> _Description of the task_
Filter out everything except lines holding "transmisor".

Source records
====

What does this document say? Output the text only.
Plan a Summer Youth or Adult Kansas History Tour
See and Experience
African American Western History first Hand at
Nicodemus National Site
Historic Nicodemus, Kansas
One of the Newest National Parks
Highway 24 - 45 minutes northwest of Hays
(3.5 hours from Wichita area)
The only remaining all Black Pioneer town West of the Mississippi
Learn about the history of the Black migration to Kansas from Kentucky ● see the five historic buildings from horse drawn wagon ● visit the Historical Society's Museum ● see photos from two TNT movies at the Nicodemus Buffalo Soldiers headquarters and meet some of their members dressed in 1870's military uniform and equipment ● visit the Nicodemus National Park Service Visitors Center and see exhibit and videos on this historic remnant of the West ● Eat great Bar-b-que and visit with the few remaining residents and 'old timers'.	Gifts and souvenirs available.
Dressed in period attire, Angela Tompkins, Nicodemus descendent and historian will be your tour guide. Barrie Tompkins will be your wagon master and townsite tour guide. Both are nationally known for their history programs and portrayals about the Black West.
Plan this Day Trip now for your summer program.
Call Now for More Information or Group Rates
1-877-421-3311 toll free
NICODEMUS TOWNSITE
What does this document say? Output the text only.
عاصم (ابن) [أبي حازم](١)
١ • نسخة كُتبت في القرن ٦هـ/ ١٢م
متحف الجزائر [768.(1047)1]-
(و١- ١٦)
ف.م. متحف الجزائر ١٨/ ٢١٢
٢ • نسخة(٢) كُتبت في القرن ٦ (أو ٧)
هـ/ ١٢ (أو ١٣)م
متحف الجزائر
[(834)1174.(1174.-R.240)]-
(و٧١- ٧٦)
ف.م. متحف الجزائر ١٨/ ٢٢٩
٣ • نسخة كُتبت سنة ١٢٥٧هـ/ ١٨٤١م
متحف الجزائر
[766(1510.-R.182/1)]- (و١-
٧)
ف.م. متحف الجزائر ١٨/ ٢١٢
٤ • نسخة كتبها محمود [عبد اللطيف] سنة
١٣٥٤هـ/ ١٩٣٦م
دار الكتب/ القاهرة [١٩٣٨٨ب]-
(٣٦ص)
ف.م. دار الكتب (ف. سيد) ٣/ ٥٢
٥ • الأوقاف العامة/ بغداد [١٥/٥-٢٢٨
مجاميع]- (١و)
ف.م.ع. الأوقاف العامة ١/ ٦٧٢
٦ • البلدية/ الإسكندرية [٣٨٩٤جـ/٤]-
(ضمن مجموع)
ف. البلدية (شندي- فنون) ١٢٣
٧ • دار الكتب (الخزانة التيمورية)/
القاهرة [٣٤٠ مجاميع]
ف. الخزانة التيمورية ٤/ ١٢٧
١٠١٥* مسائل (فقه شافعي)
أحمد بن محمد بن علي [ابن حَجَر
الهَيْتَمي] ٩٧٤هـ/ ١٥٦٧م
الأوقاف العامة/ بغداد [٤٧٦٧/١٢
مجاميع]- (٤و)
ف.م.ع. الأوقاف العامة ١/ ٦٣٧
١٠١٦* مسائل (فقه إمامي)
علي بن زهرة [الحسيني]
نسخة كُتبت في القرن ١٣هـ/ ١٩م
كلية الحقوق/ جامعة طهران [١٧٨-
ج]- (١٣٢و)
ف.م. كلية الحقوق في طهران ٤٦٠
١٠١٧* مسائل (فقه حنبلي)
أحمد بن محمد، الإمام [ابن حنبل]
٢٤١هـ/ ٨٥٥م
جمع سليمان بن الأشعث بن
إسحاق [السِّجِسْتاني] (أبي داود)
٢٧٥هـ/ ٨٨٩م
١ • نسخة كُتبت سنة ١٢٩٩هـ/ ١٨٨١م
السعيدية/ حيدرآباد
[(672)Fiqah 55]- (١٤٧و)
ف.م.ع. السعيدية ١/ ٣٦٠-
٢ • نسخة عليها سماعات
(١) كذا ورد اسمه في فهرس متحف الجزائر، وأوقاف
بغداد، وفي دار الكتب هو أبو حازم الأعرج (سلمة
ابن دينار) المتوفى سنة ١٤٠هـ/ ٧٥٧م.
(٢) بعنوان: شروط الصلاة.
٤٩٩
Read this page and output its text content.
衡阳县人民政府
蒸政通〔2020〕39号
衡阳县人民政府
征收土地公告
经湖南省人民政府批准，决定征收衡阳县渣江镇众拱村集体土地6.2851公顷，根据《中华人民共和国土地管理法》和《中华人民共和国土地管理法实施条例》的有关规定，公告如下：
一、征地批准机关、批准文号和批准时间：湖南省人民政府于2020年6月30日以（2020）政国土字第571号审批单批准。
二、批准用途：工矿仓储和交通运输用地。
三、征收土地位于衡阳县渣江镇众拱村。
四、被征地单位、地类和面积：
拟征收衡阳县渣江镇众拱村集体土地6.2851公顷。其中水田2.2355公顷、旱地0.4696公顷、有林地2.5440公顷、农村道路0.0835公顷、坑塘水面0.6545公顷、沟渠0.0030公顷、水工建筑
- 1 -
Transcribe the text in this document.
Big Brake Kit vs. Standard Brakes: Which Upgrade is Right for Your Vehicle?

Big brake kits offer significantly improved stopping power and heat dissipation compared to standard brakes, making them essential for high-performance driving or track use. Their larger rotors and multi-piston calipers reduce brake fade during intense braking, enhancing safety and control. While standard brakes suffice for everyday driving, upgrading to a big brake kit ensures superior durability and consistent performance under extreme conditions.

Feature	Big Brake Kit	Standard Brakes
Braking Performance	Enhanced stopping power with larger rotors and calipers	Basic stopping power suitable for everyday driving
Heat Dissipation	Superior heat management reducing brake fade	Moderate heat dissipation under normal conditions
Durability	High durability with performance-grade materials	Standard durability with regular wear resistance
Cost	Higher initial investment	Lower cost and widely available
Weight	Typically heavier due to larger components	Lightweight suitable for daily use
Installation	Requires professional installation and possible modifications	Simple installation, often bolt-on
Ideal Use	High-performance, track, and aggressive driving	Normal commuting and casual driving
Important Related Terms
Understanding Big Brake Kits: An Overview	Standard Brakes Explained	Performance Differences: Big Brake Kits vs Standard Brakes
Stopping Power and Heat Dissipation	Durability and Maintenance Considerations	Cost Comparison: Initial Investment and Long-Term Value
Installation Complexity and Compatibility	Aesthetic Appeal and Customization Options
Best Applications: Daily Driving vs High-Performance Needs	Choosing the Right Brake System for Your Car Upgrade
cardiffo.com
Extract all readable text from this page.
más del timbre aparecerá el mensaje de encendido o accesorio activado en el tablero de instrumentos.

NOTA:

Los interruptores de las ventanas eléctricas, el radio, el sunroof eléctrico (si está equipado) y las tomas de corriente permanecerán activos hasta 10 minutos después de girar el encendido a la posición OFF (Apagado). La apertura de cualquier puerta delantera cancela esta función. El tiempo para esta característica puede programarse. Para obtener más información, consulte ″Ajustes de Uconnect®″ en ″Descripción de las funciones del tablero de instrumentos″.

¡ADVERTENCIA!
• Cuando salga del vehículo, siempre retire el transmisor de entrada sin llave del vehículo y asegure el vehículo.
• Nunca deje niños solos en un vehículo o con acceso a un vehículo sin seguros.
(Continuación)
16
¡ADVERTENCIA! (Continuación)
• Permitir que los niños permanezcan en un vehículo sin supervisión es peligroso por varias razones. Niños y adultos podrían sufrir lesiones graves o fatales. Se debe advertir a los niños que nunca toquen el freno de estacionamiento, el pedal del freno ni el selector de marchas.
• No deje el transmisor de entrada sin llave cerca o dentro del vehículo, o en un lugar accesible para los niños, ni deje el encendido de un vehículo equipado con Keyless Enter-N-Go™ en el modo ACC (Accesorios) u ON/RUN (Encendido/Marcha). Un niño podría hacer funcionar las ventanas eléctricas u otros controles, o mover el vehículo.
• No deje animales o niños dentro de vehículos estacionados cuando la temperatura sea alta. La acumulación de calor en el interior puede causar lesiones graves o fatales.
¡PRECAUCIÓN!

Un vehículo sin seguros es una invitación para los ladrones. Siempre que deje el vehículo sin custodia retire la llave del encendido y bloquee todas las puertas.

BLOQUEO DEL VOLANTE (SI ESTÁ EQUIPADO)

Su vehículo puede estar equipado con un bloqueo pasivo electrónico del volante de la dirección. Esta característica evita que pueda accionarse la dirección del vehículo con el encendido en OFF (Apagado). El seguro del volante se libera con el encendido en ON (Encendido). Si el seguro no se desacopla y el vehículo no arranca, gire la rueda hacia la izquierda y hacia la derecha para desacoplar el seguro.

====

> _Solution for this exercise_
• Cuando salga del vehículo, siempre retire el transmisor de entrada sin llave del vehículo y asegure el vehículo.
• No deje el transmisor de entrada sin llave cerca o dentro del vehículo, o en un lugar accesible para los niños, ni deje el encendido de un vehículo equipado con Keyless Enter-N-Go™ en el modo ACC (Accesorios) u ON/RUN (Encendido/Marcha). Un niño podría hacer funcionar las ventanas eléctricas u otros controles, o mover el vehículo.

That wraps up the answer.